GIVEN RECORDS –
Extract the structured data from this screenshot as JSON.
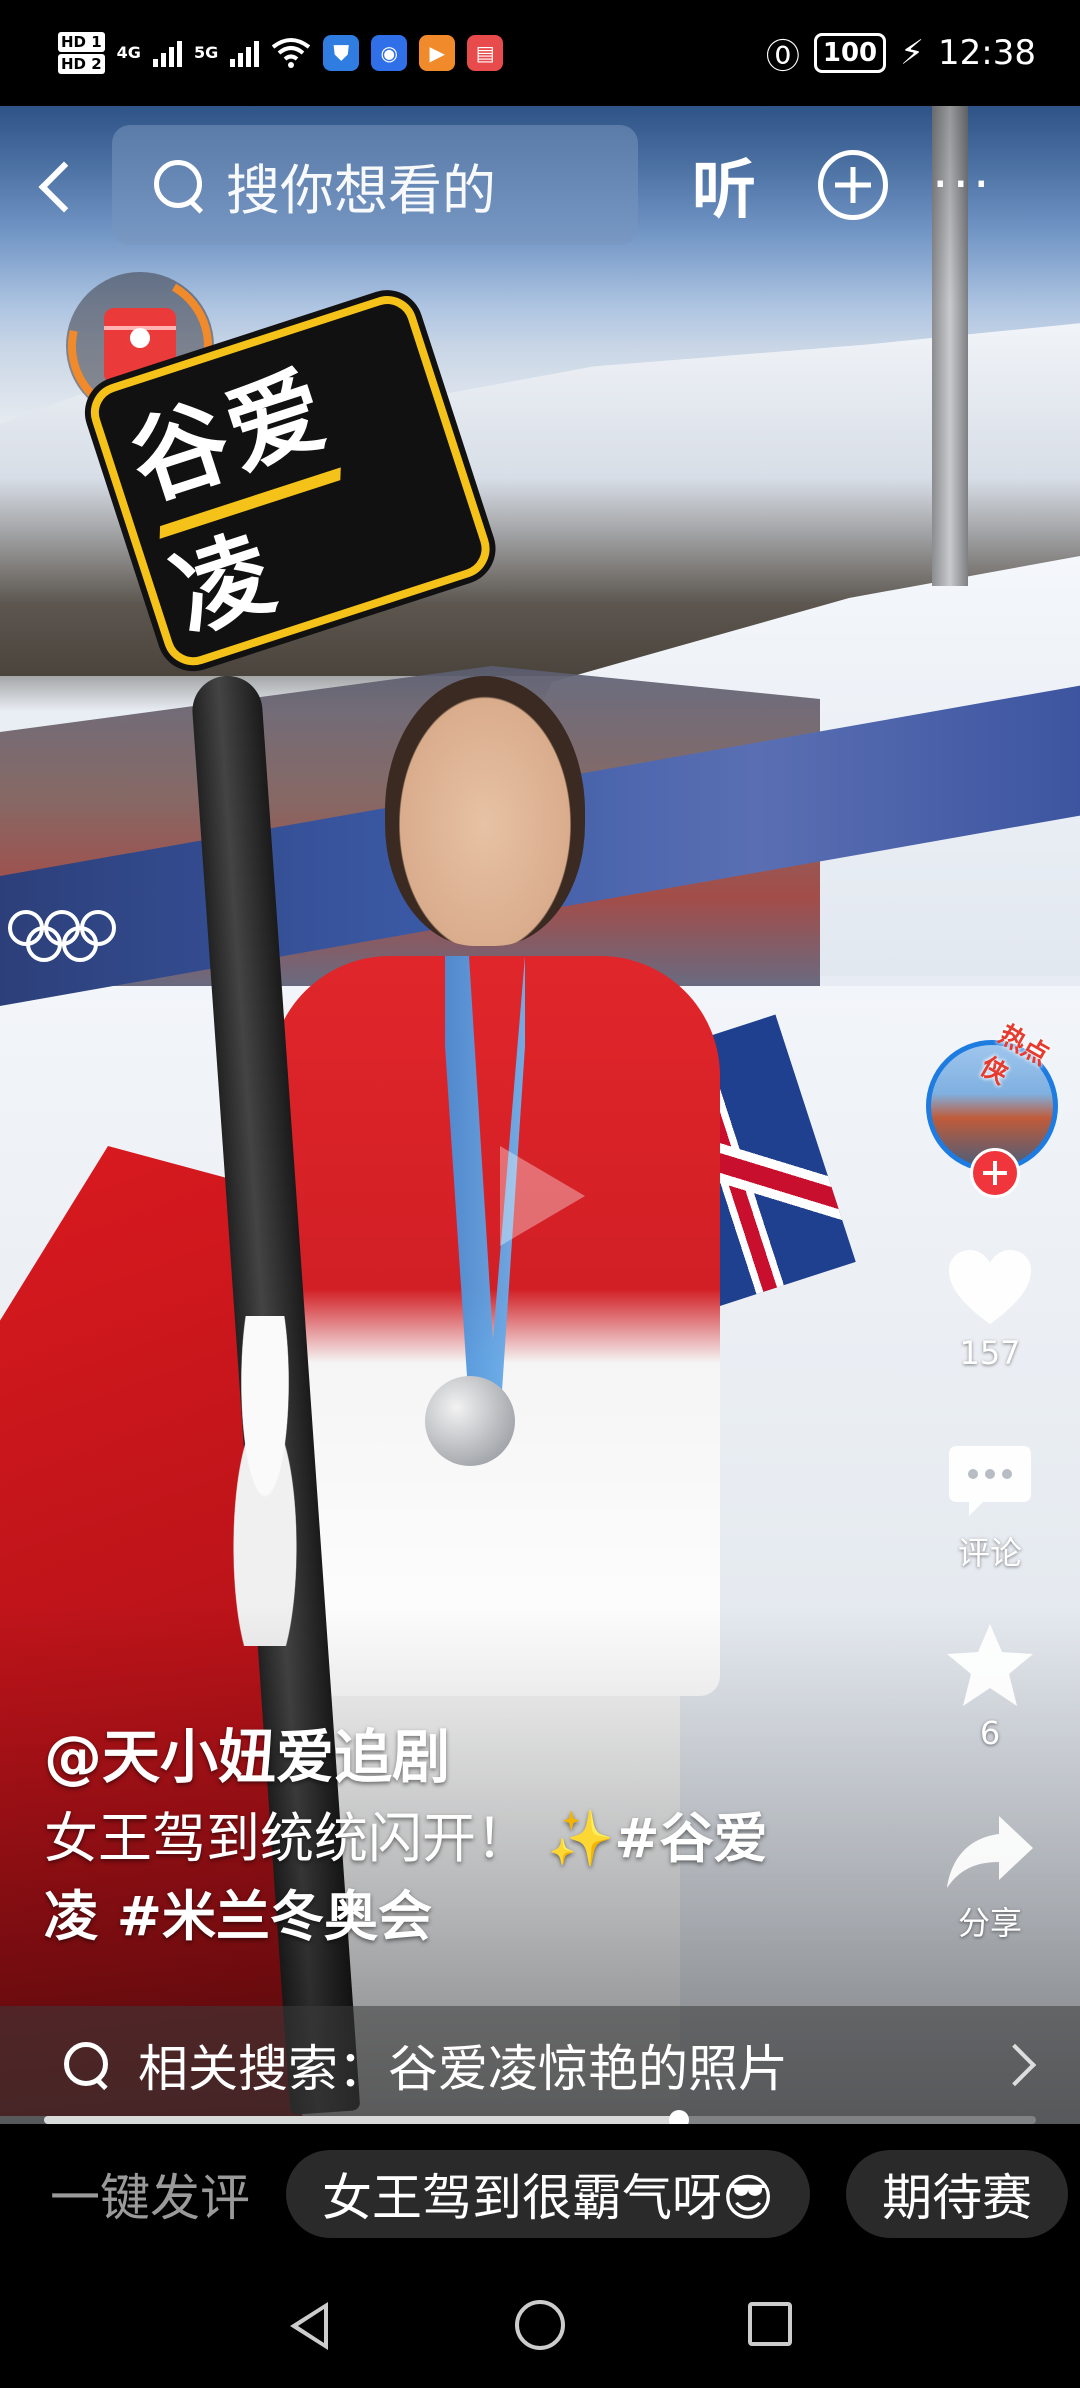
{
  "status_bar": {
    "sim1": "HD 1",
    "sim2": "HD 2",
    "net1": "4G",
    "net2": "5G",
    "battery": "100",
    "time": "12:38",
    "app_icons": [
      "shield-app-icon",
      "bulb-app-icon",
      "play-app-icon",
      "book-app-icon"
    ]
  },
  "top_nav": {
    "search_placeholder": "搜你想看的",
    "listen_label": "听",
    "more_label": "···"
  },
  "sticker": {
    "text": "谷爱凌"
  },
  "creator": {
    "avatar_badge": "热点侠"
  },
  "actions": {
    "like_count": "157",
    "comment_label": "评论",
    "favorite_count": "6",
    "share_label": "分享"
  },
  "post": {
    "author": "@天小妞爱追剧",
    "caption_line1": "女王驾到统统闪开！ ✨",
    "caption_tag1": "#谷爱",
    "caption_line2_tag": "凌 #米兰冬奥会"
  },
  "related_search": {
    "text": "相关搜索：谷爱凌惊艳的照片"
  },
  "playback": {
    "progress": 0.64
  },
  "quick_comments": {
    "label": "一键发评",
    "chips": [
      "女王驾到很霸气呀😎",
      "期待赛"
    ]
  },
  "colors": {
    "accent_red": "#f0353d",
    "sticker_yellow": "#f5c21a",
    "avatar_ring": "#1e7be0"
  }
}
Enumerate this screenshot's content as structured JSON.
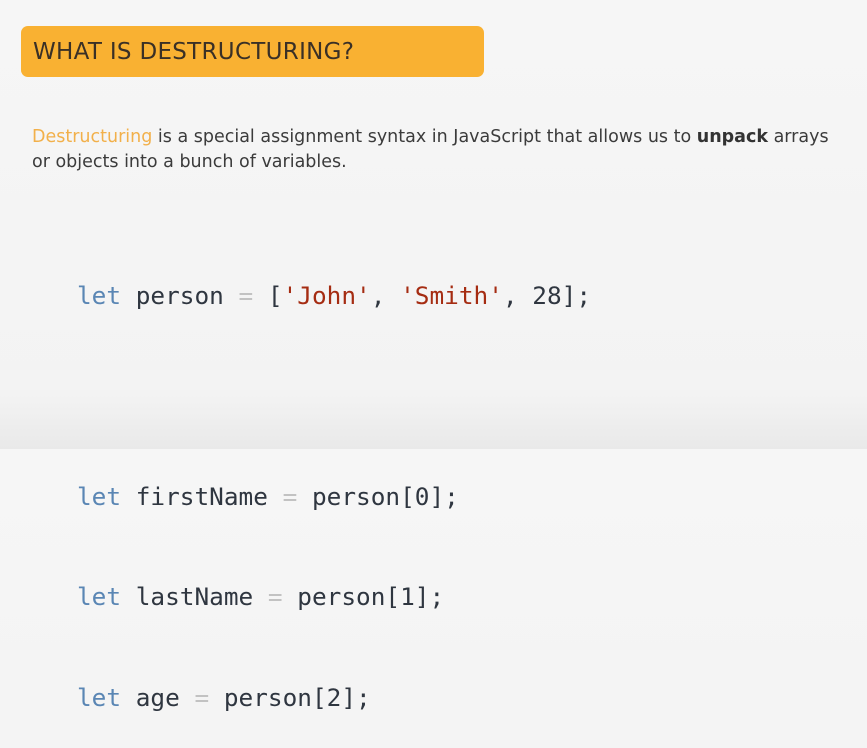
{
  "slide": {
    "title": "WHAT IS DESTRUCTURING?",
    "intro": {
      "term": "Destructuring",
      "text_before_bold": " is a special assignment syntax in JavaScript that allows us to ",
      "bold": "unpack",
      "text_after_bold": " arrays or objects into a bunch of variables."
    }
  },
  "code": {
    "lines": [
      {
        "keyword": "let",
        "name": "person",
        "operator": "=",
        "open": "[",
        "str1": "'John'",
        "sep1": ", ",
        "str2": "'Smith'",
        "sep2": ", ",
        "num": "28",
        "close": "];"
      },
      {
        "keyword": "let",
        "name": "firstName",
        "operator": "=",
        "rhs": "person[0];"
      },
      {
        "keyword": "let",
        "name": "lastName",
        "operator": "=",
        "rhs": "person[1];"
      },
      {
        "keyword": "let",
        "name": "age",
        "operator": "=",
        "rhs": "person[2];"
      }
    ]
  },
  "colors": {
    "banner": "#f9b132",
    "accent_term": "#f2b04a",
    "keyword": "#5a86b4",
    "string": "#a52c12",
    "operator": "#c2c2c2"
  }
}
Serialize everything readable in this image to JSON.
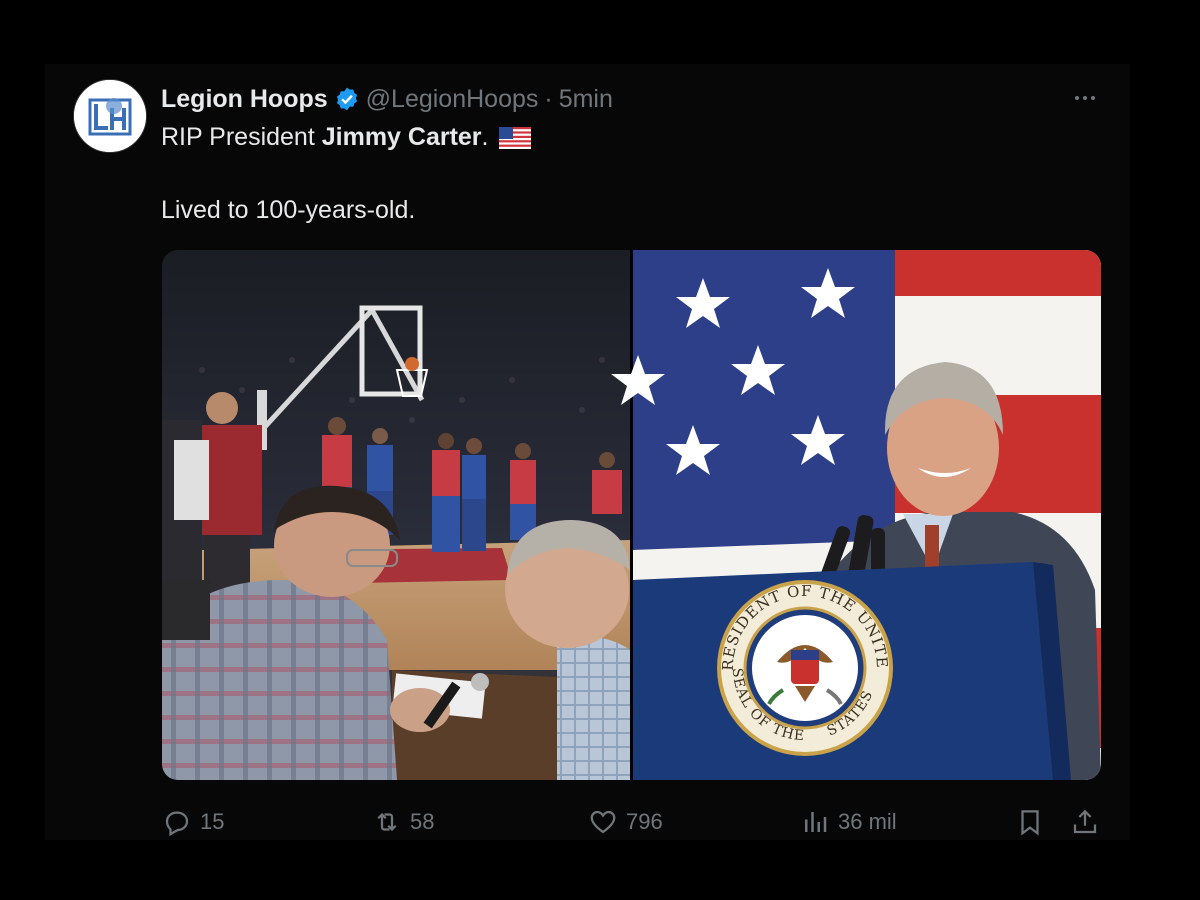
{
  "tweet": {
    "display_name": "Legion Hoops",
    "handle": "@LegionHoops",
    "separator": "·",
    "time": "5min",
    "text_prefix": "RIP President ",
    "text_bold": "Jimmy Carter",
    "text_suffix": ".",
    "text_line2": "Lived to 100-years-old."
  },
  "media": {
    "seal_top": "PRESIDENT OF THE UNITED",
    "seal_bottom": "SEAL OF THE",
    "seal_right": "STATES"
  },
  "actions": {
    "replies": "15",
    "reposts": "58",
    "likes": "796",
    "views": "36 mil"
  },
  "colors": {
    "background": "#000000",
    "text": "#e7e9ea",
    "muted": "#71767b",
    "verified": "#1d9bf0"
  },
  "icons": [
    "reply-icon",
    "repost-icon",
    "like-icon",
    "views-icon",
    "bookmark-icon",
    "share-icon",
    "verified-icon",
    "more-icon",
    "us-flag-emoji"
  ]
}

WORK TO BE COMPLETED – Output all the records, word for word, with no pictures in the copy.

PROBLEM SOLUTION –
Extract the structured data from this screenshot as JSON.
{
  "status_bar": {
    "sim1": "HD 1",
    "sim2": "HD 2",
    "net1": "4G",
    "net2": "5G",
    "battery": "100",
    "time": "12:38",
    "app_icons": [
      "shield-app-icon",
      "bulb-app-icon",
      "play-app-icon",
      "book-app-icon"
    ]
  },
  "top_nav": {
    "search_placeholder": "搜你想看的",
    "listen_label": "听",
    "more_label": "···"
  },
  "sticker": {
    "text": "谷爱凌"
  },
  "creator": {
    "avatar_badge": "热点侠"
  },
  "actions": {
    "like_count": "157",
    "comment_label": "评论",
    "favorite_count": "6",
    "share_label": "分享"
  },
  "post": {
    "author": "@天小妞爱追剧",
    "caption_line1": "女王驾到统统闪开！ ✨",
    "caption_tag1": "#谷爱",
    "caption_line2_tag": "凌 #米兰冬奥会"
  },
  "related_search": {
    "text": "相关搜索：谷爱凌惊艳的照片"
  },
  "playback": {
    "progress": 0.64
  },
  "quick_comments": {
    "label": "一键发评",
    "chips": [
      "女王驾到很霸气呀😎",
      "期待赛"
    ]
  },
  "colors": {
    "accent_red": "#f0353d",
    "sticker_yellow": "#f5c21a",
    "avatar_ring": "#1e7be0"
  }
}
Enumerate this screenshot's content as structured JSON.
{
  "slide": {
    "title": "WHAT IS DESTRUCTURING?",
    "intro": {
      "term": "Destructuring",
      "text_before_bold": " is a special assignment syntax in JavaScript that allows us to ",
      "bold": "unpack",
      "text_after_bold": " arrays or objects into a bunch of variables."
    }
  },
  "code": {
    "lines": [
      {
        "keyword": "let",
        "name": "person",
        "operator": "=",
        "open": "[",
        "str1": "'John'",
        "sep1": ", ",
        "str2": "'Smith'",
        "sep2": ", ",
        "num": "28",
        "close": "];"
      },
      {
        "keyword": "let",
        "name": "firstName",
        "operator": "=",
        "rhs": "person[0];"
      },
      {
        "keyword": "let",
        "name": "lastName",
        "operator": "=",
        "rhs": "person[1];"
      },
      {
        "keyword": "let",
        "name": "age",
        "operator": "=",
        "rhs": "person[2];"
      }
    ]
  },
  "colors": {
    "banner": "#f9b132",
    "accent_term": "#f2b04a",
    "keyword": "#5a86b4",
    "string": "#a52c12",
    "operator": "#c2c2c2"
  }
}
Serialize everything readable in this image to JSON.
{
  "tweet": {
    "display_name": "Legion Hoops",
    "handle": "@LegionHoops",
    "separator": "·",
    "time": "5min",
    "text_prefix": "RIP President ",
    "text_bold": "Jimmy Carter",
    "text_suffix": ".",
    "text_line2": "Lived to 100-years-old."
  },
  "media": {
    "seal_top": "PRESIDENT OF THE UNITED",
    "seal_bottom": "SEAL OF THE",
    "seal_right": "STATES"
  },
  "actions": {
    "replies": "15",
    "reposts": "58",
    "likes": "796",
    "views": "36 mil"
  },
  "colors": {
    "background": "#000000",
    "text": "#e7e9ea",
    "muted": "#71767b",
    "verified": "#1d9bf0"
  },
  "icons": [
    "reply-icon",
    "repost-icon",
    "like-icon",
    "views-icon",
    "bookmark-icon",
    "share-icon",
    "verified-icon",
    "more-icon",
    "us-flag-emoji"
  ]
}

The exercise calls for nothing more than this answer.